- **Set problem**:
From the listing below, extract every line containing "ylabel".

Records from a collection of figures:
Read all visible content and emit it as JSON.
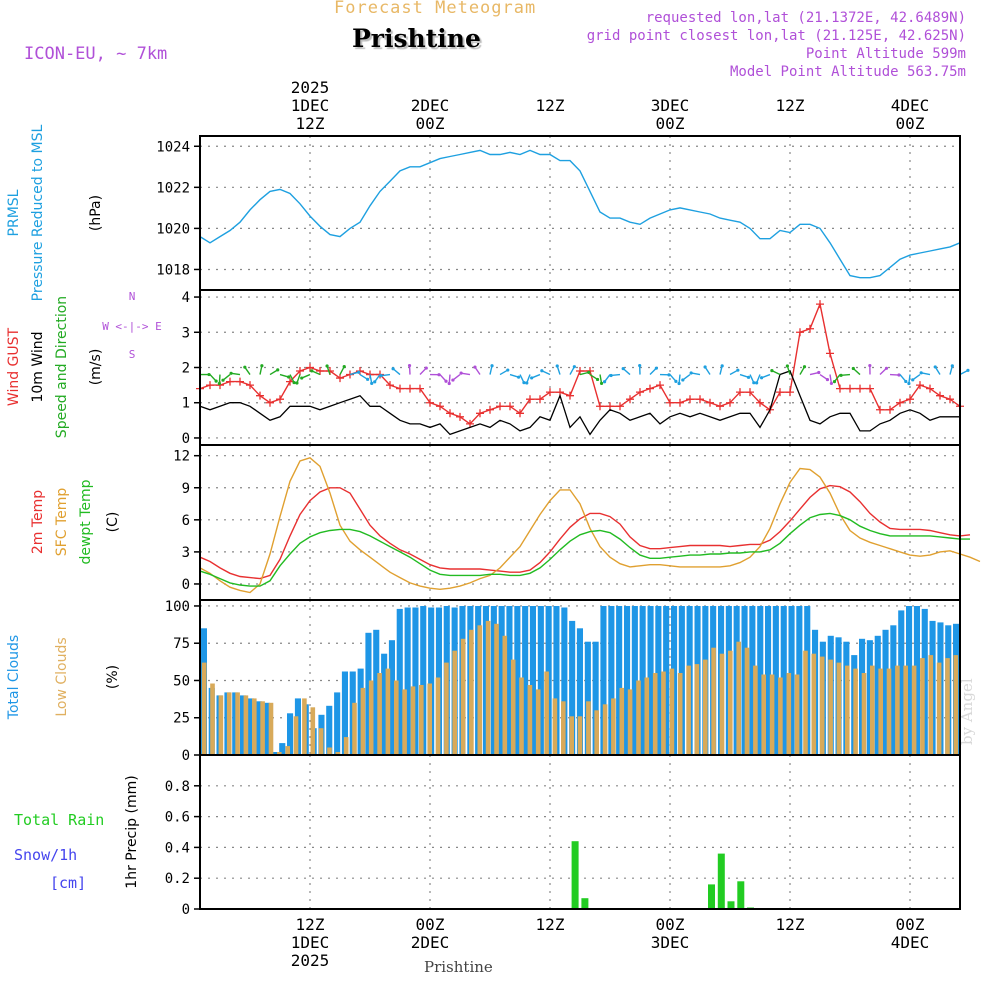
{
  "header": {
    "product": "Forecast Meteogram",
    "location": "Prishtine",
    "model": "ICON-EU, ~ 7km",
    "requested": "requested lon,lat (21.1372E, 42.6489N)",
    "grid_point": "grid point closest lon,lat (21.125E, 42.625N)",
    "point_alt": "Point Altitude 599m",
    "model_alt": "Model Point Altitude 563.75m",
    "footer_location": "Prishtine",
    "credit": "by Angel"
  },
  "colors": {
    "prmsl": "#1ea0e0",
    "gust": "#e83030",
    "wind": "#000000",
    "dir": "#22aa22",
    "temp2m": "#e83030",
    "sfc": "#e0a030",
    "dew": "#22bb22",
    "total_clouds": "#1e96e6",
    "low_clouds": "#d8aa5a",
    "rain": "#22cc22",
    "snow": "#4444ee",
    "purple": "#b050d8",
    "tan": "#e0b060"
  },
  "chart_data": [
    {
      "type": "line",
      "name": "prmsl",
      "label_lines": [
        "PRMSL",
        "Pressure Reduced to MSL"
      ],
      "ylabel": "(hPa)",
      "ylim": [
        1017.0,
        1024.5
      ],
      "yticks": [
        1018,
        1020,
        1022,
        1024
      ],
      "x_range": [
        0,
        76
      ],
      "series": [
        {
          "name": "PRMSL",
          "color_key": "prmsl",
          "values": [
            1019.6,
            1019.3,
            1019.6,
            1019.9,
            1020.3,
            1020.9,
            1021.4,
            1021.8,
            1021.9,
            1021.7,
            1021.2,
            1020.6,
            1020.1,
            1019.7,
            1019.6,
            1020.0,
            1020.3,
            1021.1,
            1021.8,
            1022.3,
            1022.8,
            1023.0,
            1023.0,
            1023.2,
            1023.4,
            1023.5,
            1023.6,
            1023.7,
            1023.8,
            1023.6,
            1023.6,
            1023.7,
            1023.6,
            1023.8,
            1023.6,
            1023.6,
            1023.3,
            1023.3,
            1022.8,
            1021.8,
            1020.8,
            1020.5,
            1020.5,
            1020.3,
            1020.2,
            1020.5,
            1020.7,
            1020.9,
            1021.0,
            1020.9,
            1020.8,
            1020.7,
            1020.5,
            1020.4,
            1020.3,
            1020.0,
            1019.5,
            1019.5,
            1019.9,
            1019.8,
            1020.2,
            1020.2,
            1020.0,
            1019.3,
            1018.5,
            1017.7,
            1017.6,
            1017.6,
            1017.7,
            1018.1,
            1018.5,
            1018.7,
            1018.8,
            1018.9,
            1019.0,
            1019.1,
            1019.3
          ]
        }
      ]
    },
    {
      "type": "line",
      "name": "wind",
      "label_lines": [
        "Wind GUST",
        "10m Wind",
        "Speed and Direction"
      ],
      "ylabel": "(m/s)",
      "compass": [
        "N",
        "W <-|-> E",
        "S"
      ],
      "ylim": [
        -0.2,
        4.2
      ],
      "yticks": [
        0,
        1,
        2,
        3,
        4
      ],
      "x_range": [
        0,
        76
      ],
      "series": [
        {
          "name": "Wind GUST",
          "color_key": "gust",
          "values": [
            1.4,
            1.5,
            1.5,
            1.6,
            1.6,
            1.5,
            1.2,
            1.0,
            1.1,
            1.6,
            1.9,
            2.0,
            1.9,
            1.9,
            1.7,
            1.8,
            1.9,
            1.8,
            1.8,
            1.5,
            1.4,
            1.4,
            1.4,
            1.0,
            0.9,
            0.7,
            0.6,
            0.4,
            0.7,
            0.8,
            0.9,
            0.9,
            0.7,
            1.1,
            1.1,
            1.3,
            1.3,
            1.2,
            1.9,
            1.9,
            0.9,
            0.9,
            0.9,
            1.1,
            1.3,
            1.4,
            1.5,
            1.0,
            1.0,
            1.1,
            1.1,
            1.0,
            0.9,
            1.0,
            1.3,
            1.3,
            1.0,
            0.8,
            1.3,
            1.3,
            3.0,
            3.1,
            3.8,
            2.4,
            1.4,
            1.4,
            1.4,
            1.4,
            0.8,
            0.8,
            1.0,
            1.1,
            1.5,
            1.4,
            1.2,
            1.1,
            0.9
          ]
        },
        {
          "name": "10m Wind",
          "color_key": "wind",
          "values": [
            0.9,
            0.8,
            0.9,
            1.0,
            1.0,
            0.9,
            0.7,
            0.5,
            0.6,
            0.9,
            0.9,
            0.9,
            0.8,
            0.9,
            1.0,
            1.1,
            1.2,
            0.9,
            0.9,
            0.7,
            0.5,
            0.4,
            0.4,
            0.3,
            0.4,
            0.1,
            0.2,
            0.3,
            0.4,
            0.3,
            0.5,
            0.4,
            0.2,
            0.3,
            0.6,
            0.5,
            1.2,
            0.3,
            0.6,
            0.1,
            0.5,
            0.8,
            0.7,
            0.5,
            0.6,
            0.7,
            0.4,
            0.6,
            0.7,
            0.6,
            0.7,
            0.6,
            0.5,
            0.6,
            0.7,
            0.7,
            0.3,
            0.8,
            1.8,
            1.9,
            1.2,
            0.5,
            0.4,
            0.6,
            0.7,
            0.7,
            0.2,
            0.2,
            0.4,
            0.5,
            0.7,
            0.8,
            0.7,
            0.5,
            0.6,
            0.6,
            0.6
          ]
        }
      ],
      "direction_arrow_color_keys": [
        "dir",
        "dir",
        "dir",
        "dir",
        "dir",
        "dir",
        "dir",
        "dir",
        "dir",
        "dir",
        "dir",
        "dir",
        "dir",
        "dir",
        "dir",
        "prmsl",
        "prmsl",
        "prmsl",
        "prmsl",
        "prmsl",
        "prmsl",
        "purple",
        "purple",
        "purple",
        "purple",
        "purple",
        "purple",
        "purple",
        "purple",
        "prmsl",
        "prmsl",
        "prmsl",
        "prmsl",
        "prmsl",
        "prmsl",
        "prmsl",
        "prmsl",
        "prmsl",
        "dir",
        "dir",
        "dir",
        "prmsl",
        "prmsl",
        "prmsl",
        "prmsl",
        "prmsl",
        "prmsl",
        "prmsl",
        "prmsl",
        "prmsl",
        "prmsl",
        "prmsl",
        "prmsl",
        "prmsl",
        "prmsl",
        "prmsl",
        "prmsl",
        "prmsl",
        "dir",
        "dir",
        "dir",
        "purple",
        "purple",
        "purple",
        "dir",
        "dir",
        "dir",
        "purple",
        "purple",
        "purple",
        "prmsl",
        "prmsl",
        "prmsl",
        "prmsl",
        "prmsl",
        "prmsl",
        "prmsl"
      ]
    },
    {
      "type": "line",
      "name": "temperature",
      "label_lines": [
        "2m Temp",
        "SFC Temp",
        "dewpt Temp"
      ],
      "ylabel": "(C)",
      "ylim": [
        -1.5,
        13.0
      ],
      "yticks": [
        0,
        3,
        6,
        9,
        12
      ],
      "x_range": [
        0,
        76
      ],
      "series": [
        {
          "name": "2m Temp",
          "color_key": "temp2m",
          "values": [
            2.5,
            2.1,
            1.5,
            1.0,
            0.7,
            0.6,
            0.5,
            0.8,
            2.3,
            4.5,
            6.5,
            7.8,
            8.6,
            9.0,
            9.0,
            8.5,
            7.0,
            5.5,
            4.5,
            3.8,
            3.2,
            2.8,
            2.3,
            1.8,
            1.5,
            1.4,
            1.4,
            1.4,
            1.4,
            1.3,
            1.2,
            1.1,
            1.1,
            1.3,
            2.0,
            3.0,
            4.2,
            5.3,
            6.1,
            6.6,
            6.6,
            6.3,
            5.6,
            4.4,
            3.6,
            3.3,
            3.3,
            3.4,
            3.5,
            3.6,
            3.6,
            3.6,
            3.6,
            3.5,
            3.6,
            3.7,
            3.7,
            4.1,
            4.9,
            5.9,
            7.0,
            8.1,
            8.9,
            9.2,
            9.1,
            8.6,
            7.7,
            6.6,
            5.8,
            5.2,
            5.1,
            5.1,
            5.1,
            5.0,
            4.8,
            4.6,
            4.5,
            4.6
          ]
        },
        {
          "name": "SFC Temp",
          "color_key": "sfc",
          "values": [
            1.5,
            1.0,
            0.3,
            -0.3,
            -0.6,
            -0.8,
            0.0,
            2.8,
            6.3,
            9.6,
            11.5,
            11.8,
            11.0,
            8.5,
            5.5,
            4.0,
            3.2,
            2.5,
            1.8,
            1.1,
            0.6,
            0.1,
            -0.2,
            -0.4,
            -0.5,
            -0.4,
            -0.2,
            0.1,
            0.5,
            0.8,
            1.5,
            2.5,
            3.5,
            5.0,
            6.5,
            7.8,
            8.8,
            8.8,
            7.5,
            5.2,
            3.5,
            2.5,
            1.9,
            1.6,
            1.7,
            1.8,
            1.8,
            1.7,
            1.6,
            1.6,
            1.6,
            1.6,
            1.6,
            1.7,
            2.0,
            2.5,
            3.5,
            5.2,
            7.5,
            9.5,
            10.8,
            10.7,
            10.0,
            8.5,
            6.5,
            5.0,
            4.3,
            3.9,
            3.6,
            3.3,
            3.0,
            2.7,
            2.6,
            2.7,
            3.0,
            3.1,
            2.8,
            2.5,
            2.1
          ]
        },
        {
          "name": "dewpt Temp",
          "color_key": "dew",
          "values": [
            1.2,
            0.9,
            0.5,
            0.1,
            -0.1,
            -0.2,
            -0.2,
            0.3,
            1.7,
            2.8,
            3.8,
            4.4,
            4.8,
            5.0,
            5.1,
            5.1,
            4.9,
            4.5,
            4.0,
            3.5,
            3.0,
            2.5,
            1.9,
            1.3,
            0.9,
            0.8,
            0.8,
            0.8,
            0.8,
            0.9,
            0.9,
            0.8,
            0.8,
            1.0,
            1.5,
            2.3,
            3.2,
            4.0,
            4.6,
            4.9,
            5.0,
            4.8,
            4.2,
            3.4,
            2.7,
            2.4,
            2.4,
            2.5,
            2.6,
            2.7,
            2.7,
            2.8,
            2.8,
            2.9,
            2.9,
            3.0,
            3.0,
            3.2,
            3.8,
            4.7,
            5.5,
            6.2,
            6.5,
            6.6,
            6.4,
            6.0,
            5.4,
            5.0,
            4.7,
            4.5,
            4.5,
            4.5,
            4.5,
            4.5,
            4.4,
            4.3,
            4.2,
            4.2
          ]
        }
      ]
    },
    {
      "type": "bar",
      "name": "clouds",
      "label_lines": [
        "Total Clouds",
        "Low Clouds"
      ],
      "ylabel": "(%)",
      "ylim": [
        0,
        104
      ],
      "yticks": [
        0,
        25,
        50,
        75,
        100
      ],
      "x_range": [
        0,
        76
      ],
      "series": [
        {
          "name": "Total Clouds",
          "color_key": "total_clouds",
          "values": [
            85,
            45,
            40,
            42,
            42,
            40,
            38,
            36,
            35,
            2,
            8,
            28,
            38,
            34,
            18,
            27,
            33,
            42,
            56,
            56,
            58,
            82,
            84,
            68,
            77,
            98,
            99,
            99,
            100,
            99,
            99,
            100,
            99,
            100,
            100,
            100,
            100,
            100,
            100,
            100,
            100,
            100,
            100,
            100,
            100,
            100,
            99,
            90,
            85,
            76,
            76,
            100,
            100,
            100,
            100,
            100,
            100,
            100,
            100,
            100,
            100,
            100,
            100,
            100,
            100,
            100,
            100,
            100,
            100,
            100,
            100,
            100,
            100,
            100,
            100,
            100,
            100,
            100,
            84,
            76,
            80,
            79,
            76,
            67,
            78,
            77,
            80,
            84,
            87,
            97,
            100,
            100,
            98,
            90,
            89,
            87,
            88
          ]
        },
        {
          "name": "Low Clouds",
          "color_key": "low_clouds",
          "values": [
            62,
            48,
            40,
            42,
            42,
            40,
            38,
            36,
            35,
            2,
            6,
            26,
            38,
            32,
            18,
            5,
            2,
            12,
            35,
            45,
            50,
            55,
            58,
            50,
            44,
            46,
            47,
            48,
            52,
            62,
            70,
            78,
            84,
            87,
            90,
            88,
            80,
            64,
            52,
            47,
            44,
            56,
            38,
            36,
            26,
            26,
            36,
            30,
            34,
            38,
            45,
            44,
            50,
            52,
            55,
            56,
            58,
            55,
            60,
            61,
            64,
            72,
            68,
            70,
            76,
            72,
            60,
            54,
            54,
            52,
            55,
            54,
            70,
            68,
            66,
            64,
            62,
            60,
            58,
            55,
            60,
            58,
            58,
            60,
            60,
            60,
            65,
            67,
            62,
            65,
            67
          ]
        }
      ]
    },
    {
      "type": "bar",
      "name": "precip",
      "label_lines": [
        "Total  Rain",
        "Snow/1h",
        "[cm]"
      ],
      "ylabel": "1hr Precip (mm)",
      "ylim": [
        0,
        1.0
      ],
      "yticks": [
        0,
        0.2,
        0.4,
        0.6,
        0.8
      ],
      "x_range": [
        0,
        76
      ],
      "series": [
        {
          "name": "Total Rain",
          "color_key": "rain",
          "values": [
            0,
            0,
            0,
            0,
            0,
            0,
            0,
            0,
            0,
            0,
            0,
            0,
            0,
            0,
            0,
            0,
            0,
            0,
            0,
            0,
            0,
            0,
            0,
            0,
            0,
            0,
            0,
            0,
            0,
            0,
            0,
            0,
            0,
            0,
            0,
            0,
            0,
            0,
            0.44,
            0.07,
            0,
            0,
            0,
            0,
            0,
            0,
            0,
            0,
            0,
            0,
            0,
            0,
            0.16,
            0.36,
            0.05,
            0.18,
            0.01,
            0,
            0,
            0,
            0,
            0,
            0,
            0,
            0,
            0,
            0,
            0,
            0,
            0,
            0,
            0,
            0,
            0,
            0,
            0,
            0,
            0
          ]
        }
      ]
    }
  ],
  "time_axis": {
    "ticks": [
      {
        "x": 11,
        "top": [
          "2025",
          "1DEC",
          "12Z"
        ],
        "bottom": [
          "12Z",
          "1DEC",
          "2025"
        ]
      },
      {
        "x": 23,
        "top": [
          "2DEC",
          "00Z"
        ],
        "bottom": [
          "00Z",
          "2DEC"
        ]
      },
      {
        "x": 35,
        "top": [
          "12Z"
        ],
        "bottom": [
          "12Z"
        ]
      },
      {
        "x": 47,
        "top": [
          "3DEC",
          "00Z"
        ],
        "bottom": [
          "00Z",
          "3DEC"
        ]
      },
      {
        "x": 59,
        "top": [
          "12Z"
        ],
        "bottom": [
          "12Z"
        ]
      },
      {
        "x": 71,
        "top": [
          "4DEC",
          "00Z"
        ],
        "bottom": [
          "00Z",
          "4DEC"
        ]
      }
    ]
  }
}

- **The output**:
      "ylabel": "(hPa)",
      "ylabel": "(m/s)",
      "ylabel": "(C)",
      "ylabel": "(%)",
      "ylabel": "1hr Precip (mm)",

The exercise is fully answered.